• _TASK_
Print all entries word for word.

• _DATA LINES_
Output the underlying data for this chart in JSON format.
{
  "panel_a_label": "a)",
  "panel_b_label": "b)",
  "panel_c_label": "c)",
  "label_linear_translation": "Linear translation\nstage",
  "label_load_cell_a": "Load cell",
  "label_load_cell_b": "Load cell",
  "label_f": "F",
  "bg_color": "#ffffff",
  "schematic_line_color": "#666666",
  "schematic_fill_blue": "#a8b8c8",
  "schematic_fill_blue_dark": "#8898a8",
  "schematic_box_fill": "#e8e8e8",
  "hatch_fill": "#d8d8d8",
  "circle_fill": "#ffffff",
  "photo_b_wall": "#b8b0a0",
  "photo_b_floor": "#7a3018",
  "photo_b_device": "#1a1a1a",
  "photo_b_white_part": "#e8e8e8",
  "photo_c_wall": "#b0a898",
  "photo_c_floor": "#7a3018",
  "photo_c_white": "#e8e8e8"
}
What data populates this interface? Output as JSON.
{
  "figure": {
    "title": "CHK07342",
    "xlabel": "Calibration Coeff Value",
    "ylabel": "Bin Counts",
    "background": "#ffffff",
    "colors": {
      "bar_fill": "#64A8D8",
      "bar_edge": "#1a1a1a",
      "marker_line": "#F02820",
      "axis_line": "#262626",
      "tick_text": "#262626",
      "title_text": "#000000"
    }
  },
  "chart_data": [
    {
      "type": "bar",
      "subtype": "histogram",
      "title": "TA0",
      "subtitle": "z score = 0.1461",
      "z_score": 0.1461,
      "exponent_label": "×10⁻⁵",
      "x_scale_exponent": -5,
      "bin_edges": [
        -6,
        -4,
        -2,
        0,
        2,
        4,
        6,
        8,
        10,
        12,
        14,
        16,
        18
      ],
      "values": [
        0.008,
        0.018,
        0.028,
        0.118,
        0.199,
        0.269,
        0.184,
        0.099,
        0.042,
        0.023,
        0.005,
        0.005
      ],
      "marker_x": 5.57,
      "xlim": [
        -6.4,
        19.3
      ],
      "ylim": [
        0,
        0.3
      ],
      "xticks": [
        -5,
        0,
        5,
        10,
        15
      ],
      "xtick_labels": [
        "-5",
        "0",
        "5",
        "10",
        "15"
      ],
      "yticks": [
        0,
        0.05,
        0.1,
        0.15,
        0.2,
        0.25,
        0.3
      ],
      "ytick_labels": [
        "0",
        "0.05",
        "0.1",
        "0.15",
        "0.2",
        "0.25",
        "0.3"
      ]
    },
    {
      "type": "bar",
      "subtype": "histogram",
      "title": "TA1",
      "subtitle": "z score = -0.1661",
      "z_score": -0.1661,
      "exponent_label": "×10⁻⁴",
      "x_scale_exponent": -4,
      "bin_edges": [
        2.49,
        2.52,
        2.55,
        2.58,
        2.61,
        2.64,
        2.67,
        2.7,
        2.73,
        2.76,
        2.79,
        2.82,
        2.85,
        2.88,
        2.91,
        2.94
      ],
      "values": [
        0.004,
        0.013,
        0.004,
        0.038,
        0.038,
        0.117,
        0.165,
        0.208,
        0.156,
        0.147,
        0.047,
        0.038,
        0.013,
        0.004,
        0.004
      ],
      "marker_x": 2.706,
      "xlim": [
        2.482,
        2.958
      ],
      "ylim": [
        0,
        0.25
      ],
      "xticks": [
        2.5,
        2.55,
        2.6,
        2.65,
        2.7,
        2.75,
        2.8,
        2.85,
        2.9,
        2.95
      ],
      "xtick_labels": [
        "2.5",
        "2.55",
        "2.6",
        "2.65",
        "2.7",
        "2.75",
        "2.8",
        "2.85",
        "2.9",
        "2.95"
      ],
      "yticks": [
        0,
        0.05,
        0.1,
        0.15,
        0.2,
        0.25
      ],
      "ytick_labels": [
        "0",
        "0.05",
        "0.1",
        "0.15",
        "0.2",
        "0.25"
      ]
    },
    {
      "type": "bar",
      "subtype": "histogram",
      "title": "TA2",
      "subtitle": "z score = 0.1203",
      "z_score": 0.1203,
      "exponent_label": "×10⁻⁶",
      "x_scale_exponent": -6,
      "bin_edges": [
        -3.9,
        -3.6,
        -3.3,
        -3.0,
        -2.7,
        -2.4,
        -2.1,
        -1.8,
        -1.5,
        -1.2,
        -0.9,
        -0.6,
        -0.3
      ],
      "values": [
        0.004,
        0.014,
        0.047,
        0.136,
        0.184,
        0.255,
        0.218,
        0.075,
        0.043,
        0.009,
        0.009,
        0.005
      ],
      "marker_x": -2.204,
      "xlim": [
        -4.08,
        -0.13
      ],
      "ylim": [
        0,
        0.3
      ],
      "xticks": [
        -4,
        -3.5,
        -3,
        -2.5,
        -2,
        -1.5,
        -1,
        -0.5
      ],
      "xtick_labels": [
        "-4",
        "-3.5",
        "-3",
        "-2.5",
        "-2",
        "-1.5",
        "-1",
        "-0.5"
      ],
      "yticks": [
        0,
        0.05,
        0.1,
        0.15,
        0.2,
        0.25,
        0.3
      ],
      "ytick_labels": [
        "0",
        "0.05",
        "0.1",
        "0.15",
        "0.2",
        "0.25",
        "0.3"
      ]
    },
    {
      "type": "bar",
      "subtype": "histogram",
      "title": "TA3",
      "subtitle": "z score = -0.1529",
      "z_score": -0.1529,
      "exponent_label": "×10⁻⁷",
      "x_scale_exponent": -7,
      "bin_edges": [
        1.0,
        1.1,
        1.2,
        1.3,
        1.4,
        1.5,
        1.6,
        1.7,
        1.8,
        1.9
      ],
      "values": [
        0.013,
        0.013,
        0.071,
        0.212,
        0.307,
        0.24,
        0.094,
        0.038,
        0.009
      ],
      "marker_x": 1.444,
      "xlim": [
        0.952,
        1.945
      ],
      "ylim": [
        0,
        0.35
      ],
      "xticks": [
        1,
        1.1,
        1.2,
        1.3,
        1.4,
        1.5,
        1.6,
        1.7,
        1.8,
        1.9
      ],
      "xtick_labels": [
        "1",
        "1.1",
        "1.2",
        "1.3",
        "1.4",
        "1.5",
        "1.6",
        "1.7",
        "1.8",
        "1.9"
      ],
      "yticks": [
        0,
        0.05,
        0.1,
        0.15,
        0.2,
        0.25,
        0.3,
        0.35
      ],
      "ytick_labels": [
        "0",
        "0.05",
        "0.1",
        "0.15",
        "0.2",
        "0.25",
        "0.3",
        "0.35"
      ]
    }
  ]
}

• _SOLUTION TO THIS PROBLEM_
Output the underlying data for this chart in JSON format.
{
  "panel_a_label": "a)",
  "panel_b_label": "b)",
  "panel_c_label": "c)",
  "label_linear_translation": "Linear translation\nstage",
  "label_load_cell_a": "Load cell",
  "label_load_cell_b": "Load cell",
  "label_f": "F",
  "bg_color": "#ffffff",
  "schematic_line_color": "#666666",
  "schematic_fill_blue": "#a8b8c8",
  "schematic_fill_blue_dark": "#8898a8",
  "schematic_box_fill": "#e8e8e8",
  "hatch_fill": "#d8d8d8",
  "circle_fill": "#ffffff",
  "photo_b_wall": "#b8b0a0",
  "photo_b_floor": "#7a3018",
  "photo_b_device": "#1a1a1a",
  "photo_b_white_part": "#e8e8e8",
  "photo_c_wall": "#b0a898",
  "photo_c_floor": "#7a3018",
  "photo_c_white": "#e8e8e8"
}
What data populates this interface? Output as JSON.
{
  "figure": {
    "title": "CHK07342",
    "xlabel": "Calibration Coeff Value",
    "ylabel": "Bin Counts",
    "background": "#ffffff",
    "colors": {
      "bar_fill": "#64A8D8",
      "bar_edge": "#1a1a1a",
      "marker_line": "#F02820",
      "axis_line": "#262626",
      "tick_text": "#262626",
      "title_text": "#000000"
    }
  },
  "chart_data": [
    {
      "type": "bar",
      "subtype": "histogram",
      "title": "TA0",
      "subtitle": "z score = 0.1461",
      "z_score": 0.1461,
      "exponent_label": "×10⁻⁵",
      "x_scale_exponent": -5,
      "bin_edges": [
        -6,
        -4,
        -2,
        0,
        2,
        4,
        6,
        8,
        10,
        12,
        14,
        16,
        18
      ],
      "values": [
        0.008,
        0.018,
        0.028,
        0.118,
        0.199,
        0.269,
        0.184,
        0.099,
        0.042,
        0.023,
        0.005,
        0.005
      ],
      "marker_x": 5.57,
      "xlim": [
        -6.4,
        19.3
      ],
      "ylim": [
        0,
        0.3
      ],
      "xticks": [
        -5,
        0,
        5,
        10,
        15
      ],
      "xtick_labels": [
        "-5",
        "0",
        "5",
        "10",
        "15"
      ],
      "yticks": [
        0,
        0.05,
        0.1,
        0.15,
        0.2,
        0.25,
        0.3
      ],
      "ytick_labels": [
        "0",
        "0.05",
        "0.1",
        "0.15",
        "0.2",
        "0.25",
        "0.3"
      ]
    },
    {
      "type": "bar",
      "subtype": "histogram",
      "title": "TA1",
      "subtitle": "z score = -0.1661",
      "z_score": -0.1661,
      "exponent_label": "×10⁻⁴",
      "x_scale_exponent": -4,
      "bin_edges": [
        2.49,
        2.52,
        2.55,
        2.58,
        2.61,
        2.64,
        2.67,
        2.7,
        2.73,
        2.76,
        2.79,
        2.82,
        2.85,
        2.88,
        2.91,
        2.94
      ],
      "values": [
        0.004,
        0.013,
        0.004,
        0.038,
        0.038,
        0.117,
        0.165,
        0.208,
        0.156,
        0.147,
        0.047,
        0.038,
        0.013,
        0.004,
        0.004
      ],
      "marker_x": 2.706,
      "xlim": [
        2.482,
        2.958
      ],
      "ylim": [
        0,
        0.25
      ],
      "xticks": [
        2.5,
        2.55,
        2.6,
        2.65,
        2.7,
        2.75,
        2.8,
        2.85,
        2.9,
        2.95
      ],
      "xtick_labels": [
        "2.5",
        "2.55",
        "2.6",
        "2.65",
        "2.7",
        "2.75",
        "2.8",
        "2.85",
        "2.9",
        "2.95"
      ],
      "yticks": [
        0,
        0.05,
        0.1,
        0.15,
        0.2,
        0.25
      ],
      "ytick_labels": [
        "0",
        "0.05",
        "0.1",
        "0.15",
        "0.2",
        "0.25"
      ]
    },
    {
      "type": "bar",
      "subtype": "histogram",
      "title": "TA2",
      "subtitle": "z score = 0.1203",
      "z_score": 0.1203,
      "exponent_label": "×10⁻⁶",
      "x_scale_exponent": -6,
      "bin_edges": [
        -3.9,
        -3.6,
        -3.3,
        -3.0,
        -2.7,
        -2.4,
        -2.1,
        -1.8,
        -1.5,
        -1.2,
        -0.9,
        -0.6,
        -0.3
      ],
      "values": [
        0.004,
        0.014,
        0.047,
        0.136,
        0.184,
        0.255,
        0.218,
        0.075,
        0.043,
        0.009,
        0.009,
        0.005
      ],
      "marker_x": -2.204,
      "xlim": [
        -4.08,
        -0.13
      ],
      "ylim": [
        0,
        0.3
      ],
      "xticks": [
        -4,
        -3.5,
        -3,
        -2.5,
        -2,
        -1.5,
        -1,
        -0.5
      ],
      "xtick_labels": [
        "-4",
        "-3.5",
        "-3",
        "-2.5",
        "-2",
        "-1.5",
        "-1",
        "-0.5"
      ],
      "yticks": [
        0,
        0.05,
        0.1,
        0.15,
        0.2,
        0.25,
        0.3
      ],
      "ytick_labels": [
        "0",
        "0.05",
        "0.1",
        "0.15",
        "0.2",
        "0.25",
        "0.3"
      ]
    },
    {
      "type": "bar",
      "subtype": "histogram",
      "title": "TA3",
      "subtitle": "z score = -0.1529",
      "z_score": -0.1529,
      "exponent_label": "×10⁻⁷",
      "x_scale_exponent": -7,
      "bin_edges": [
        1.0,
        1.1,
        1.2,
        1.3,
        1.4,
        1.5,
        1.6,
        1.7,
        1.8,
        1.9
      ],
      "values": [
        0.013,
        0.013,
        0.071,
        0.212,
        0.307,
        0.24,
        0.094,
        0.038,
        0.009
      ],
      "marker_x": 1.444,
      "xlim": [
        0.952,
        1.945
      ],
      "ylim": [
        0,
        0.35
      ],
      "xticks": [
        1,
        1.1,
        1.2,
        1.3,
        1.4,
        1.5,
        1.6,
        1.7,
        1.8,
        1.9
      ],
      "xtick_labels": [
        "1",
        "1.1",
        "1.2",
        "1.3",
        "1.4",
        "1.5",
        "1.6",
        "1.7",
        "1.8",
        "1.9"
      ],
      "yticks": [
        0,
        0.05,
        0.1,
        0.15,
        0.2,
        0.25,
        0.3,
        0.35
      ],
      "ytick_labels": [
        "0",
        "0.05",
        "0.1",
        "0.15",
        "0.2",
        "0.25",
        "0.3",
        "0.35"
      ]
    }
  ]
}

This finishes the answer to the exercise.